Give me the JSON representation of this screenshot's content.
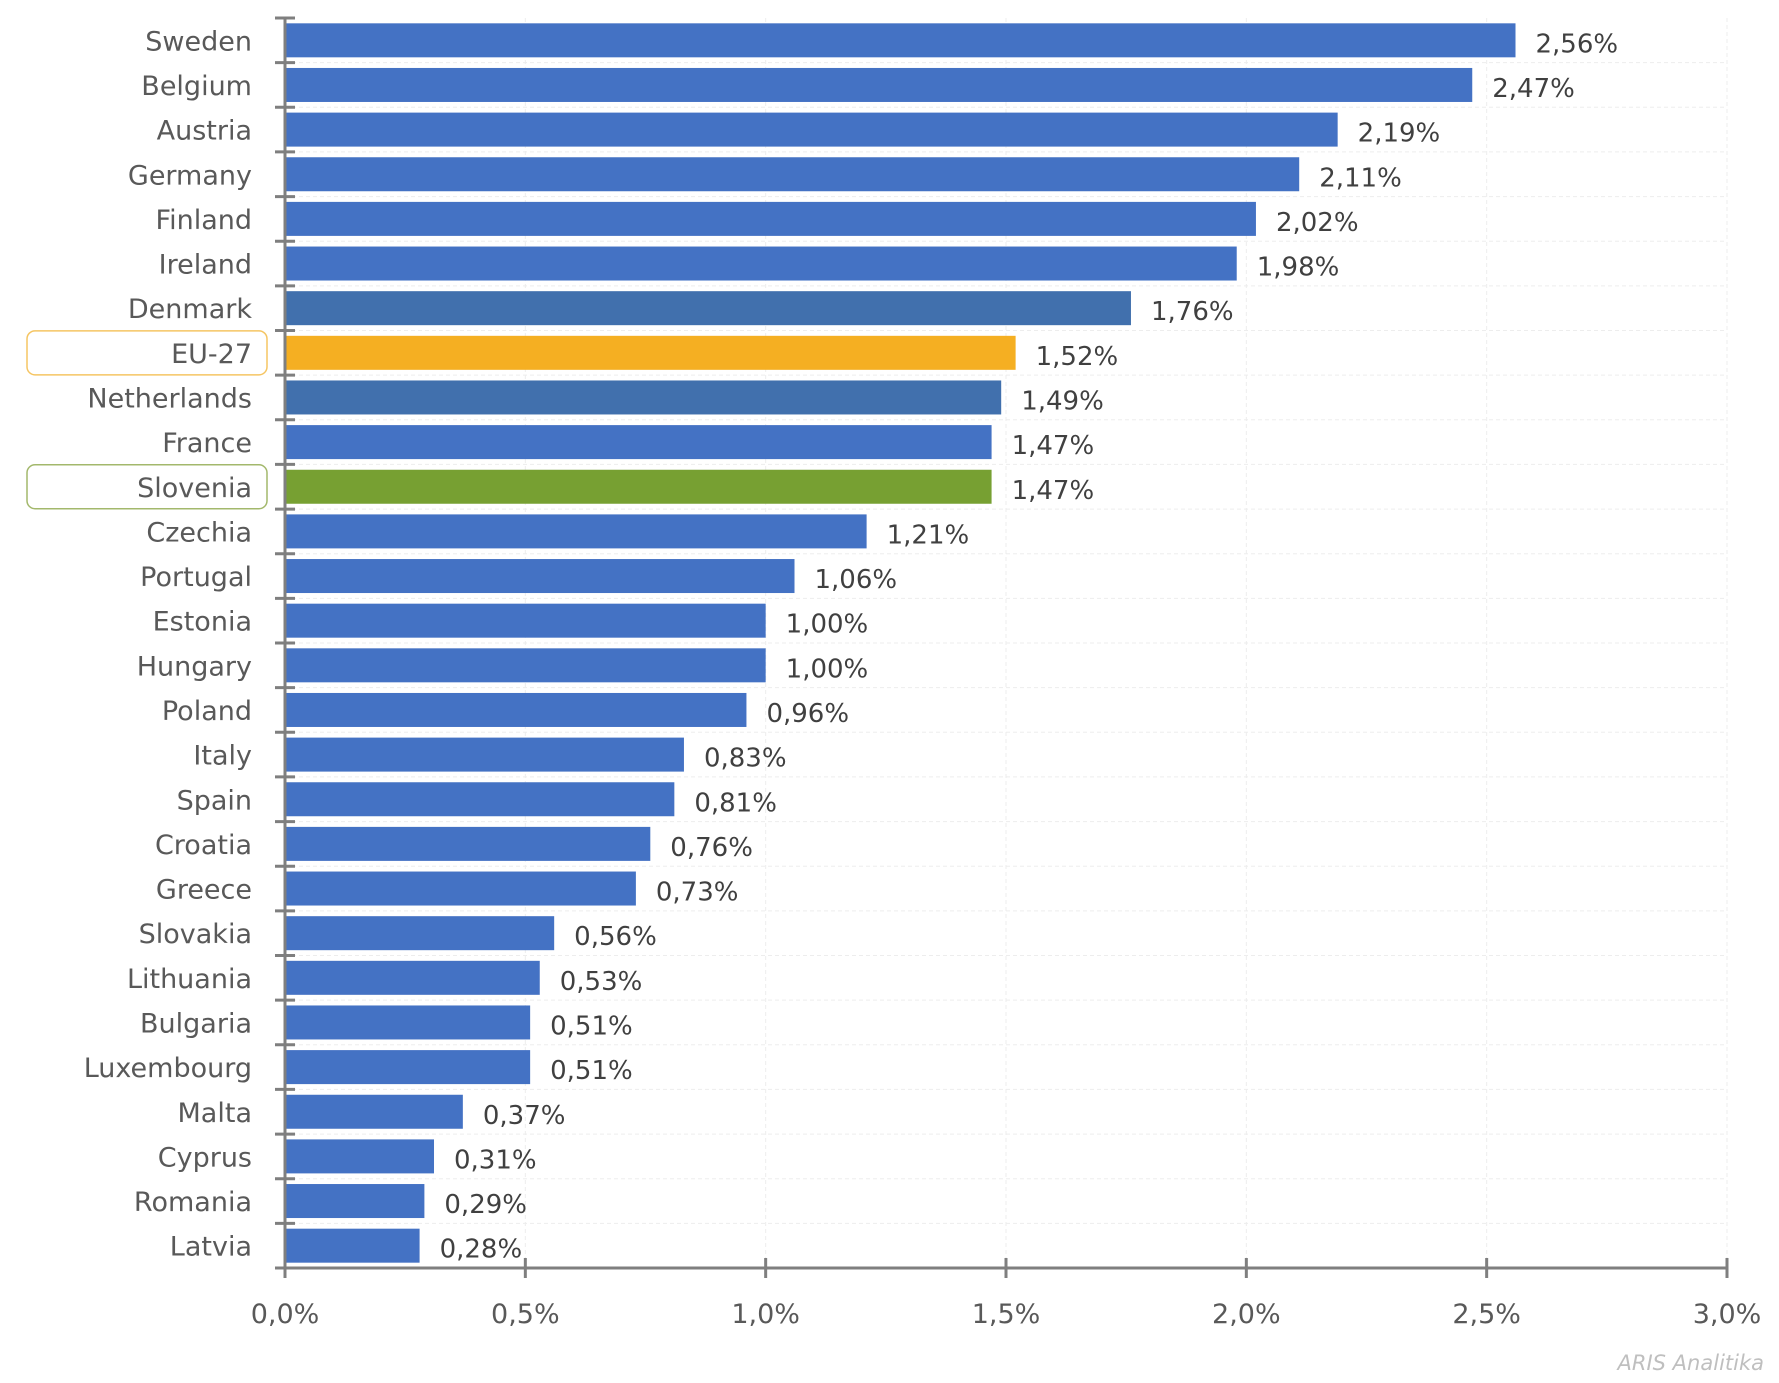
{
  "chart_data": {
    "type": "bar",
    "orientation": "horizontal",
    "categories": [
      "Sweden",
      "Belgium",
      "Austria",
      "Germany",
      "Finland",
      "Ireland",
      "Denmark",
      "EU-27",
      "Netherlands",
      "France",
      "Slovenia",
      "Czechia",
      "Portugal",
      "Estonia",
      "Hungary",
      "Poland",
      "Italy",
      "Spain",
      "Croatia",
      "Greece",
      "Slovakia",
      "Lithuania",
      "Bulgaria",
      "Luxembourg",
      "Malta",
      "Cyprus",
      "Romania",
      "Latvia"
    ],
    "values": [
      2.56,
      2.47,
      2.19,
      2.11,
      2.02,
      1.98,
      1.76,
      1.52,
      1.49,
      1.47,
      1.47,
      1.21,
      1.06,
      1.0,
      1.0,
      0.96,
      0.83,
      0.81,
      0.76,
      0.73,
      0.56,
      0.53,
      0.51,
      0.51,
      0.37,
      0.31,
      0.29,
      0.28
    ],
    "data_labels": [
      "2,56%",
      "2,47%",
      "2,19%",
      "2,11%",
      "2,02%",
      "1,98%",
      "1,76%",
      "1,52%",
      "1,49%",
      "1,47%",
      "1,47%",
      "1,21%",
      "1,06%",
      "1,00%",
      "1,00%",
      "0,96%",
      "0,83%",
      "0,81%",
      "0,76%",
      "0,73%",
      "0,56%",
      "0,53%",
      "0,51%",
      "0,51%",
      "0,37%",
      "0,31%",
      "0,29%",
      "0,28%"
    ],
    "xlim": [
      0,
      3.0
    ],
    "xticks": [
      0,
      0.5,
      1.0,
      1.5,
      2.0,
      2.5,
      3.0
    ],
    "xtick_labels": [
      "0,0%",
      "0,5%",
      "1,0%",
      "1,5%",
      "2,0%",
      "2,5%",
      "3,0%"
    ],
    "grid": true,
    "colors": {
      "default": "#4472C4",
      "Denmark": "#4170AD",
      "Netherlands": "#4170AD",
      "EU-27": "#F5AF22",
      "Slovenia": "#77A032"
    },
    "highlighted_labels": {
      "EU-27": "#F5C563",
      "Slovenia": "#A3B86C"
    },
    "source": "ARIS Analitika"
  }
}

> **Work instructions**
Transcribe the material exactly, and leave out whatever pictures it holds.

> **Answer to the task**
Give me the JSON representation of this screenshot's content.
{
  "chart_data": {
    "type": "bar",
    "orientation": "horizontal",
    "categories": [
      "Sweden",
      "Belgium",
      "Austria",
      "Germany",
      "Finland",
      "Ireland",
      "Denmark",
      "EU-27",
      "Netherlands",
      "France",
      "Slovenia",
      "Czechia",
      "Portugal",
      "Estonia",
      "Hungary",
      "Poland",
      "Italy",
      "Spain",
      "Croatia",
      "Greece",
      "Slovakia",
      "Lithuania",
      "Bulgaria",
      "Luxembourg",
      "Malta",
      "Cyprus",
      "Romania",
      "Latvia"
    ],
    "values": [
      2.56,
      2.47,
      2.19,
      2.11,
      2.02,
      1.98,
      1.76,
      1.52,
      1.49,
      1.47,
      1.47,
      1.21,
      1.06,
      1.0,
      1.0,
      0.96,
      0.83,
      0.81,
      0.76,
      0.73,
      0.56,
      0.53,
      0.51,
      0.51,
      0.37,
      0.31,
      0.29,
      0.28
    ],
    "data_labels": [
      "2,56%",
      "2,47%",
      "2,19%",
      "2,11%",
      "2,02%",
      "1,98%",
      "1,76%",
      "1,52%",
      "1,49%",
      "1,47%",
      "1,47%",
      "1,21%",
      "1,06%",
      "1,00%",
      "1,00%",
      "0,96%",
      "0,83%",
      "0,81%",
      "0,76%",
      "0,73%",
      "0,56%",
      "0,53%",
      "0,51%",
      "0,51%",
      "0,37%",
      "0,31%",
      "0,29%",
      "0,28%"
    ],
    "xlim": [
      0,
      3.0
    ],
    "xticks": [
      0,
      0.5,
      1.0,
      1.5,
      2.0,
      2.5,
      3.0
    ],
    "xtick_labels": [
      "0,0%",
      "0,5%",
      "1,0%",
      "1,5%",
      "2,0%",
      "2,5%",
      "3,0%"
    ],
    "grid": true,
    "colors": {
      "default": "#4472C4",
      "Denmark": "#4170AD",
      "Netherlands": "#4170AD",
      "EU-27": "#F5AF22",
      "Slovenia": "#77A032"
    },
    "highlighted_labels": {
      "EU-27": "#F5C563",
      "Slovenia": "#A3B86C"
    },
    "source": "ARIS Analitika"
  }
}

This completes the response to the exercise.